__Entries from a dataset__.
>>>>

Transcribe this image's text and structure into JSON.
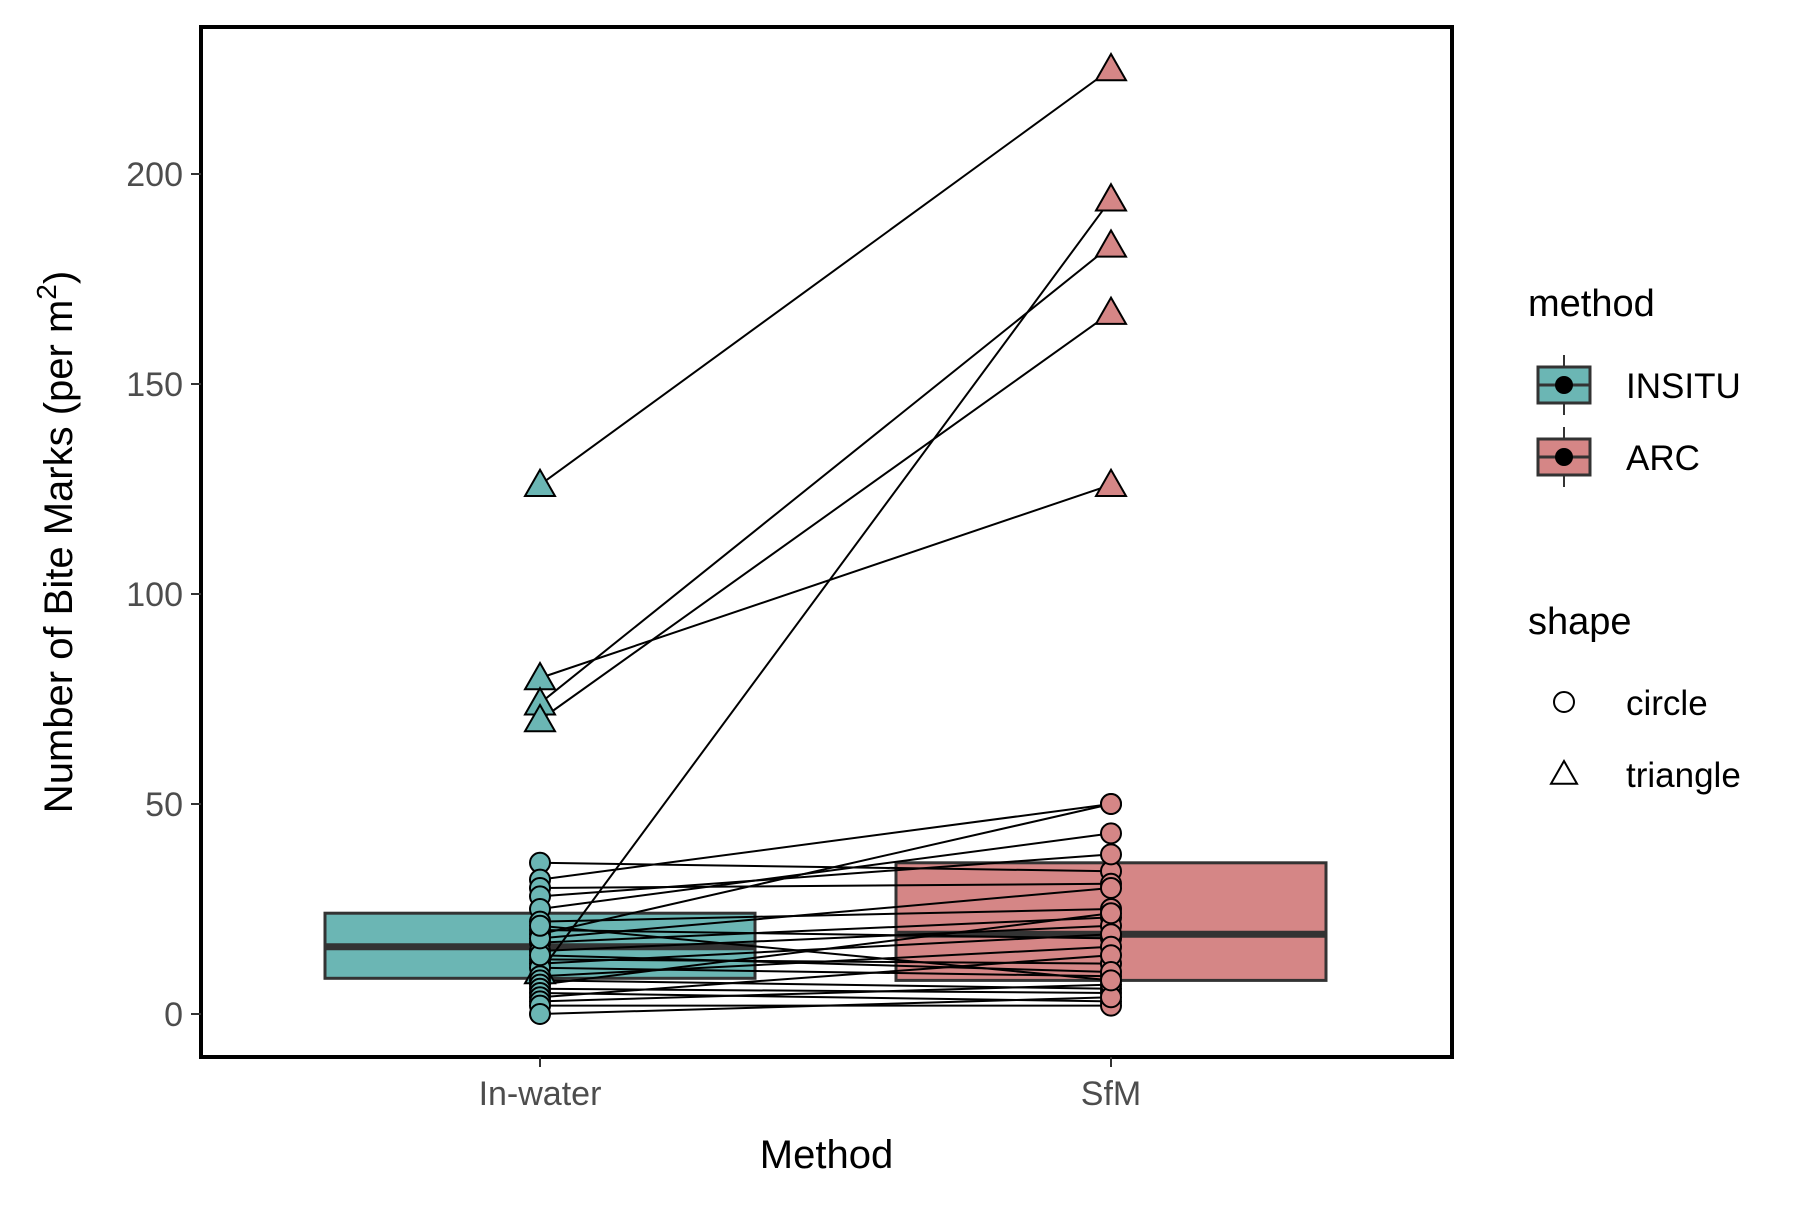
{
  "chart_data": {
    "type": "boxplot_paired",
    "title": "",
    "xlabel": "Method",
    "ylabel_main": "Number of Bite Marks (per m",
    "ylabel_sup": "2",
    "ylabel_tail": ")",
    "categories": [
      "In-water",
      "SfM"
    ],
    "ylim": [
      -10,
      235
    ],
    "yticks": [
      0,
      50,
      100,
      150,
      200
    ],
    "grid": false,
    "legend_position": "right",
    "boxes": [
      {
        "category": "In-water",
        "method": "INSITU",
        "q1": 8.5,
        "median": 16.0,
        "q3": 24.0
      },
      {
        "category": "SfM",
        "method": "ARC",
        "q1": 8.0,
        "median": 19.0,
        "q3": 36.0
      }
    ],
    "pairs": [
      {
        "in_water": 126,
        "sfm": 225,
        "shape": "triangle"
      },
      {
        "in_water": 80,
        "sfm": 126,
        "shape": "triangle"
      },
      {
        "in_water": 74,
        "sfm": 183,
        "shape": "triangle"
      },
      {
        "in_water": 70,
        "sfm": 167,
        "shape": "triangle"
      },
      {
        "in_water": 10,
        "sfm": 194,
        "shape": "triangle"
      },
      {
        "in_water": 36,
        "sfm": 34,
        "shape": "circle"
      },
      {
        "in_water": 32,
        "sfm": 50,
        "shape": "circle"
      },
      {
        "in_water": 30,
        "sfm": 31,
        "shape": "circle"
      },
      {
        "in_water": 28,
        "sfm": 38,
        "shape": "circle"
      },
      {
        "in_water": 25,
        "sfm": 43,
        "shape": "circle"
      },
      {
        "in_water": 22,
        "sfm": 25,
        "shape": "circle"
      },
      {
        "in_water": 20,
        "sfm": 18,
        "shape": "circle"
      },
      {
        "in_water": 19,
        "sfm": 50,
        "shape": "circle"
      },
      {
        "in_water": 17,
        "sfm": 23,
        "shape": "circle"
      },
      {
        "in_water": 15,
        "sfm": 21,
        "shape": "circle"
      },
      {
        "in_water": 13,
        "sfm": 12,
        "shape": "circle"
      },
      {
        "in_water": 12,
        "sfm": 19,
        "shape": "circle"
      },
      {
        "in_water": 11,
        "sfm": 9,
        "shape": "circle"
      },
      {
        "in_water": 9,
        "sfm": 16,
        "shape": "circle"
      },
      {
        "in_water": 8,
        "sfm": 6,
        "shape": "circle"
      },
      {
        "in_water": 7,
        "sfm": 24,
        "shape": "circle"
      },
      {
        "in_water": 6,
        "sfm": 5,
        "shape": "circle"
      },
      {
        "in_water": 5,
        "sfm": 3,
        "shape": "circle"
      },
      {
        "in_water": 4,
        "sfm": 14,
        "shape": "circle"
      },
      {
        "in_water": 3,
        "sfm": 7,
        "shape": "circle"
      },
      {
        "in_water": 2,
        "sfm": 2,
        "shape": "circle"
      },
      {
        "in_water": 0,
        "sfm": 4,
        "shape": "circle"
      },
      {
        "in_water": 14,
        "sfm": 10,
        "shape": "circle"
      },
      {
        "in_water": 18,
        "sfm": 30,
        "shape": "circle"
      },
      {
        "in_water": 21,
        "sfm": 8,
        "shape": "circle"
      }
    ],
    "legend": {
      "method_title": "method",
      "method_items": [
        {
          "label": "INSITU",
          "color": "#6BB6B4"
        },
        {
          "label": "ARC",
          "color": "#D58686"
        }
      ],
      "shape_title": "shape",
      "shape_items": [
        {
          "label": "circle",
          "shape": "circle"
        },
        {
          "label": "triangle",
          "shape": "triangle"
        }
      ]
    },
    "colors": {
      "INSITU": "#6BB6B4",
      "ARC": "#D58686",
      "outline": "#333333",
      "line": "#000000"
    }
  }
}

<<<<

Keep the pictures out and write out the records exactly.

Transcribe this image's text and structure into JSON.
{
  "chart_data": {
    "type": "boxplot_paired",
    "title": "",
    "xlabel": "Method",
    "ylabel_main": "Number of Bite Marks (per m",
    "ylabel_sup": "2",
    "ylabel_tail": ")",
    "categories": [
      "In-water",
      "SfM"
    ],
    "ylim": [
      -10,
      235
    ],
    "yticks": [
      0,
      50,
      100,
      150,
      200
    ],
    "grid": false,
    "legend_position": "right",
    "boxes": [
      {
        "category": "In-water",
        "method": "INSITU",
        "q1": 8.5,
        "median": 16.0,
        "q3": 24.0
      },
      {
        "category": "SfM",
        "method": "ARC",
        "q1": 8.0,
        "median": 19.0,
        "q3": 36.0
      }
    ],
    "pairs": [
      {
        "in_water": 126,
        "sfm": 225,
        "shape": "triangle"
      },
      {
        "in_water": 80,
        "sfm": 126,
        "shape": "triangle"
      },
      {
        "in_water": 74,
        "sfm": 183,
        "shape": "triangle"
      },
      {
        "in_water": 70,
        "sfm": 167,
        "shape": "triangle"
      },
      {
        "in_water": 10,
        "sfm": 194,
        "shape": "triangle"
      },
      {
        "in_water": 36,
        "sfm": 34,
        "shape": "circle"
      },
      {
        "in_water": 32,
        "sfm": 50,
        "shape": "circle"
      },
      {
        "in_water": 30,
        "sfm": 31,
        "shape": "circle"
      },
      {
        "in_water": 28,
        "sfm": 38,
        "shape": "circle"
      },
      {
        "in_water": 25,
        "sfm": 43,
        "shape": "circle"
      },
      {
        "in_water": 22,
        "sfm": 25,
        "shape": "circle"
      },
      {
        "in_water": 20,
        "sfm": 18,
        "shape": "circle"
      },
      {
        "in_water": 19,
        "sfm": 50,
        "shape": "circle"
      },
      {
        "in_water": 17,
        "sfm": 23,
        "shape": "circle"
      },
      {
        "in_water": 15,
        "sfm": 21,
        "shape": "circle"
      },
      {
        "in_water": 13,
        "sfm": 12,
        "shape": "circle"
      },
      {
        "in_water": 12,
        "sfm": 19,
        "shape": "circle"
      },
      {
        "in_water": 11,
        "sfm": 9,
        "shape": "circle"
      },
      {
        "in_water": 9,
        "sfm": 16,
        "shape": "circle"
      },
      {
        "in_water": 8,
        "sfm": 6,
        "shape": "circle"
      },
      {
        "in_water": 7,
        "sfm": 24,
        "shape": "circle"
      },
      {
        "in_water": 6,
        "sfm": 5,
        "shape": "circle"
      },
      {
        "in_water": 5,
        "sfm": 3,
        "shape": "circle"
      },
      {
        "in_water": 4,
        "sfm": 14,
        "shape": "circle"
      },
      {
        "in_water": 3,
        "sfm": 7,
        "shape": "circle"
      },
      {
        "in_water": 2,
        "sfm": 2,
        "shape": "circle"
      },
      {
        "in_water": 0,
        "sfm": 4,
        "shape": "circle"
      },
      {
        "in_water": 14,
        "sfm": 10,
        "shape": "circle"
      },
      {
        "in_water": 18,
        "sfm": 30,
        "shape": "circle"
      },
      {
        "in_water": 21,
        "sfm": 8,
        "shape": "circle"
      }
    ],
    "legend": {
      "method_title": "method",
      "method_items": [
        {
          "label": "INSITU",
          "color": "#6BB6B4"
        },
        {
          "label": "ARC",
          "color": "#D58686"
        }
      ],
      "shape_title": "shape",
      "shape_items": [
        {
          "label": "circle",
          "shape": "circle"
        },
        {
          "label": "triangle",
          "shape": "triangle"
        }
      ]
    },
    "colors": {
      "INSITU": "#6BB6B4",
      "ARC": "#D58686",
      "outline": "#333333",
      "line": "#000000"
    }
  }
}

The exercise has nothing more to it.